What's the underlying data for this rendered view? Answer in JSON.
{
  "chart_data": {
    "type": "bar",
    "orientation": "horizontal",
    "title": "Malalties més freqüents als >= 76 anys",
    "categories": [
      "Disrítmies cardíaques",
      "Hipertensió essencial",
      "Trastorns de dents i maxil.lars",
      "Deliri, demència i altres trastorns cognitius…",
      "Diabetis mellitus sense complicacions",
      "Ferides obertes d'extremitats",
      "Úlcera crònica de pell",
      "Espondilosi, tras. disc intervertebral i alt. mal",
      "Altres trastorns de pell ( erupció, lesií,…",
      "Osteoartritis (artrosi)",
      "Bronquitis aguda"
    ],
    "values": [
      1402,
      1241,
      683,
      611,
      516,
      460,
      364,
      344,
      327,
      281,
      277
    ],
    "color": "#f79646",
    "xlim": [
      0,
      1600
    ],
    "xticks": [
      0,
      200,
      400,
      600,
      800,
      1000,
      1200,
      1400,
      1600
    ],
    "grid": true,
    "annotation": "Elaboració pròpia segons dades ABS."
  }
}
------------------------
### WRITTEN TASK
Reproduce each record exactly as it appears.

### RESULT
What's the underlying data for this rendered view? Answer in JSON.
{
  "chart_data": {
    "type": "bar",
    "orientation": "horizontal",
    "title": "Malalties més freqüents als >= 76 anys",
    "categories": [
      "Disrítmies cardíaques",
      "Hipertensió essencial",
      "Trastorns de dents i maxil.lars",
      "Deliri, demència i altres trastorns cognitius…",
      "Diabetis mellitus sense complicacions",
      "Ferides obertes d'extremitats",
      "Úlcera crònica de pell",
      "Espondilosi, tras. disc intervertebral i alt. mal",
      "Altres trastorns de pell ( erupció, lesií,…",
      "Osteoartritis (artrosi)",
      "Bronquitis aguda"
    ],
    "values": [
      1402,
      1241,
      683,
      611,
      516,
      460,
      364,
      344,
      327,
      281,
      277
    ],
    "color": "#f79646",
    "xlim": [
      0,
      1600
    ],
    "xticks": [
      0,
      200,
      400,
      600,
      800,
      1000,
      1200,
      1400,
      1600
    ],
    "grid": true,
    "annotation": "Elaboració pròpia segons dades ABS."
  }
}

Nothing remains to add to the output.